## TASK REQUIREMENTS
(1) In the post on sundown towns, how many of the counties along Route 66 were all-white sundown towns in 1930?
(2) Shorten the paragraph of the post on sundown towns that begins "In the period between the end of the Civil War," keeping its main facts.

## TEXT SECTION
>> Begin

America’s Racist Past pt3: The Bible, injustice, and race#13; Justice#37

America’s Racist Past pt3: The Bible, injustice, and race#13; Justice#37 October 26, 2021

Have you ever considered: “what causes people to riot?”

What comes to your mind when you think of “riots”?

Do you realize that how you answer the latter question radically influences how you answer the former?

Our biases are always at work.

When I asked, “why do people start riots?”, some of you may have immediately harkened back to the capital riot of Jan 6, 2021. After all, at the time of this writing, it is still somewhat fresh in our minds. Interestingly, some of you may not consider this event since you do not think of it as a riot.

Others may consider riots in other countries.

Still, others may have thought of the racial “riots” that plagued numerous US cities last year.

Now, if the question were asked 100 years ago in a southern US town, I suspect that many would have considered the riotous mobs of White men and women who violently expelled people of color from their towns. I am, of course, referring to the riots and forced removal of Blacks from what were known as “Sundown Towns.”

Sundown Towns

From 1890-1968 “sundown towns” dotted the American landscape (Note that end date for a moment: 1968!).

Sundown towns were so named because of the signs that dotted the city limits warning Blacks to not let the sun go down with them still in the city limits. I don’t think I need to explain what would happen if they didn’t! Apparently, those who posted the signs didn’t either!

In the period between the end of the Civil War and the 1920s, riots, led by White men and women, resulted in the violent expulsion of every person of color from towns all over Georgia, central Texas, Indiana, and throughout Appalachia. In Georgia, an entire county expelled over 1,000 Blacks in an effort to rid it of Blacks.[1]

 

One of the more famous riots occurred in Corbin, Kentucky (1919).[2]

Route 66

“Honey, let’s just go for a drive and enjoy the day. Maybe we can find a quaint little restaurant along the way.”

Did you know that this is a conversation that people of color were not likely to have during the era of the famed “Route 66”?

“Route 66” was not necessarily a pleasant drive for African Americans. Restaurants and businesses with three “K’s” in their name, such as Kozy Kottage Kamp, peppered the highway. (Such names were code for the KKK and a sign that African Americans were not welcome.)[3] Along such a drive, people of color had trouble finding gas stations, hotels, restaurants, and bathrooms.

Candacy Taylor, in an article in the Atlantic notes,

To avoid the humiliation of being turned away, they often traveled with portable toilets, bedding, gas cans, and ice coolers. Even Coca-Cola machines had ‘White Customers Only’ printed on them. In 1930, 44 out of the 89 counties that lined Route 66 were all-white communities known as “Sundown Towns”—places that banned blacks from entering city limits after dark.[4]

In order to aid Black travelers during the years 1936-64 Victor Green published annually, “The Negro Motorist Green Book” which informed persons of color where they could find gas stations, hotels, restaurants, and bathrooms that would serve them along Route 66?

>> End

## SOURCE DATA

>> Begin

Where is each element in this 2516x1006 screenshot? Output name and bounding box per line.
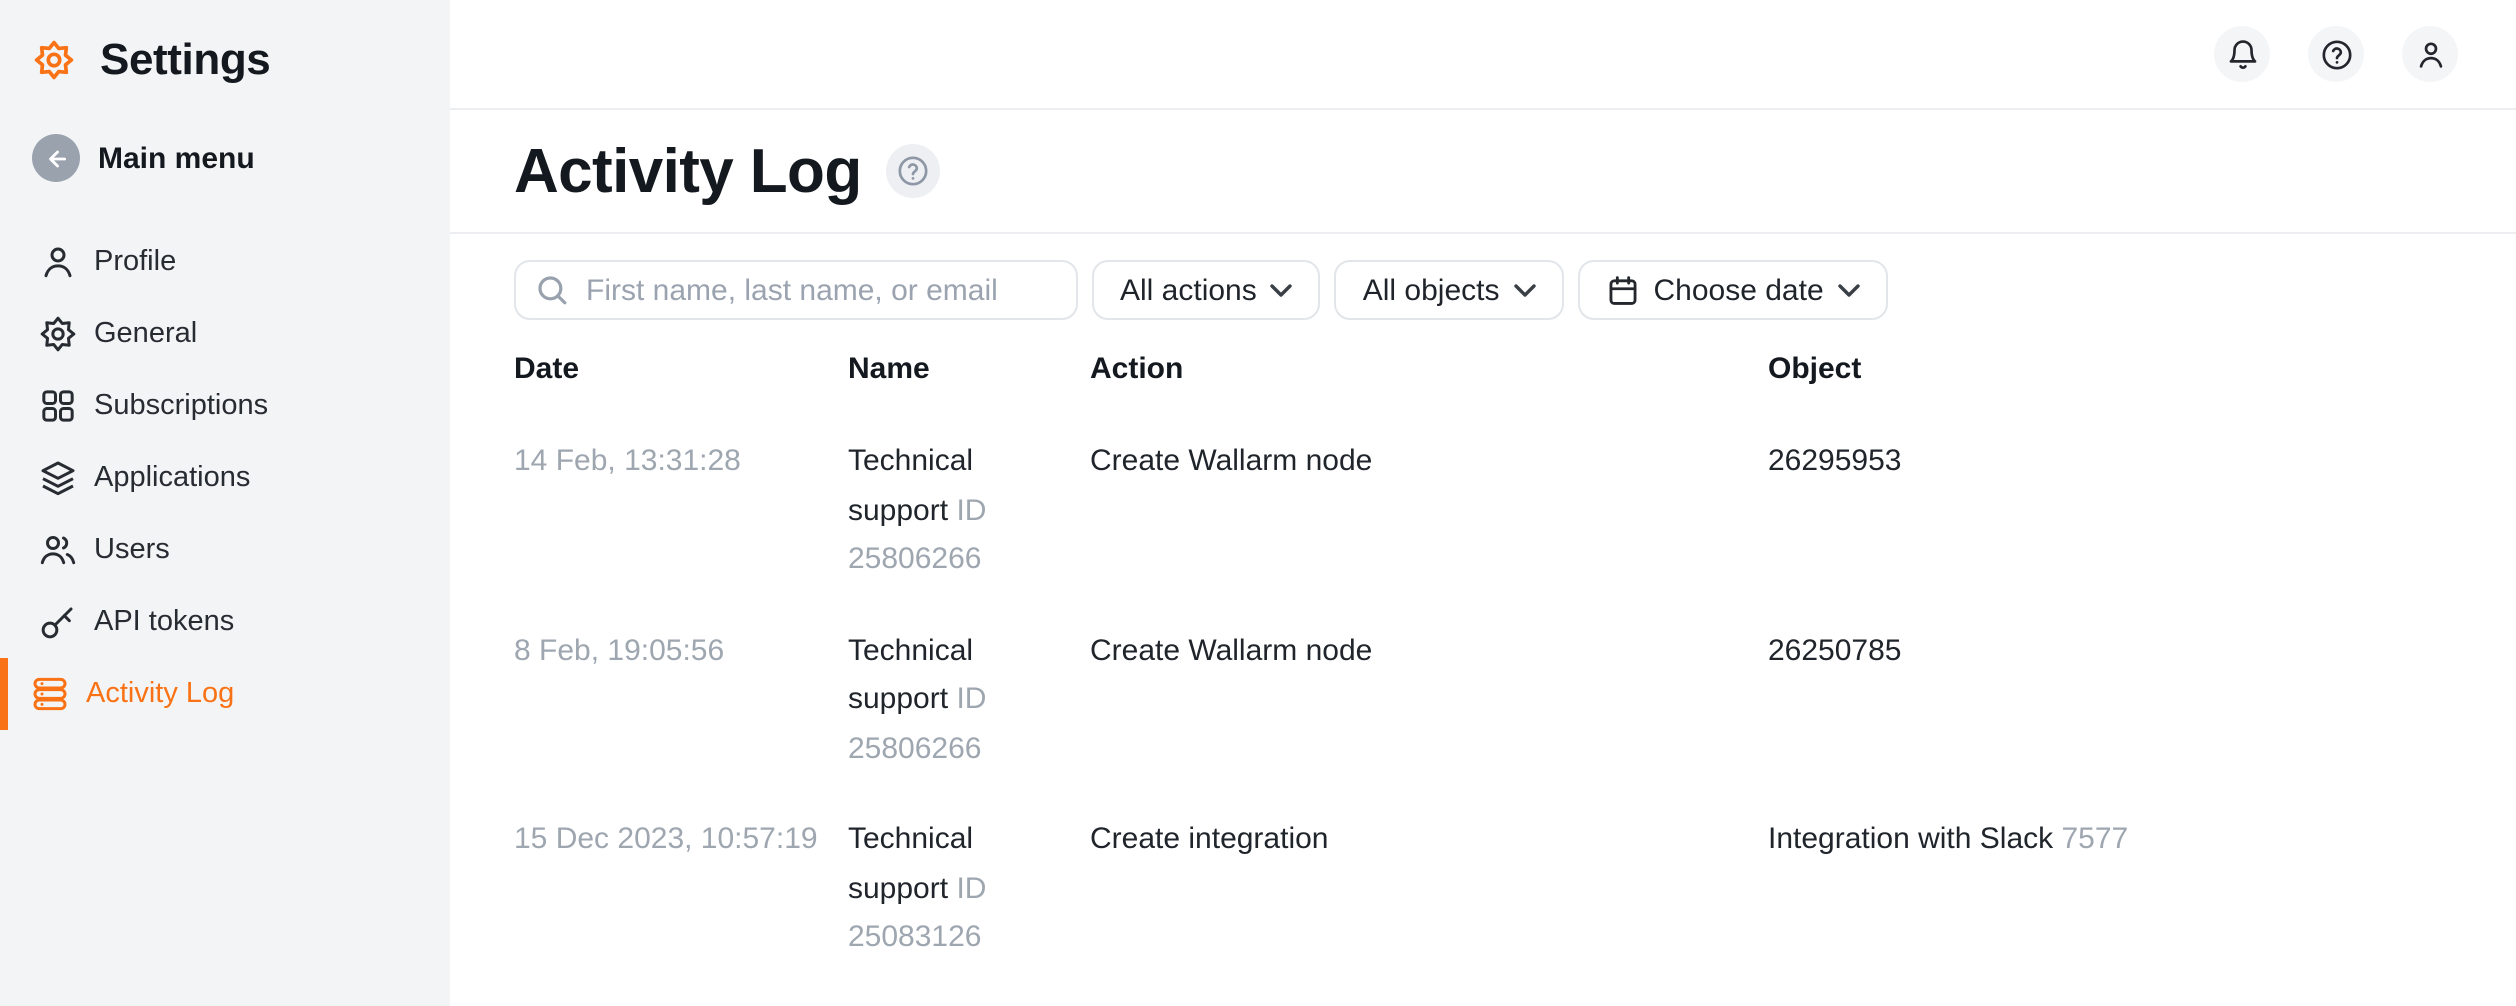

>> End

## ANSWERS FOR THE TASKS
(1) 44 of the 89 counties along Route 66.

(2) From the end of the Civil War to the 1920s, riots led by White men and women violently drove every person of color out of towns across Georgia, central Texas, Indiana and Appalachia. One Georgia county expelled over 1,000 Blacks.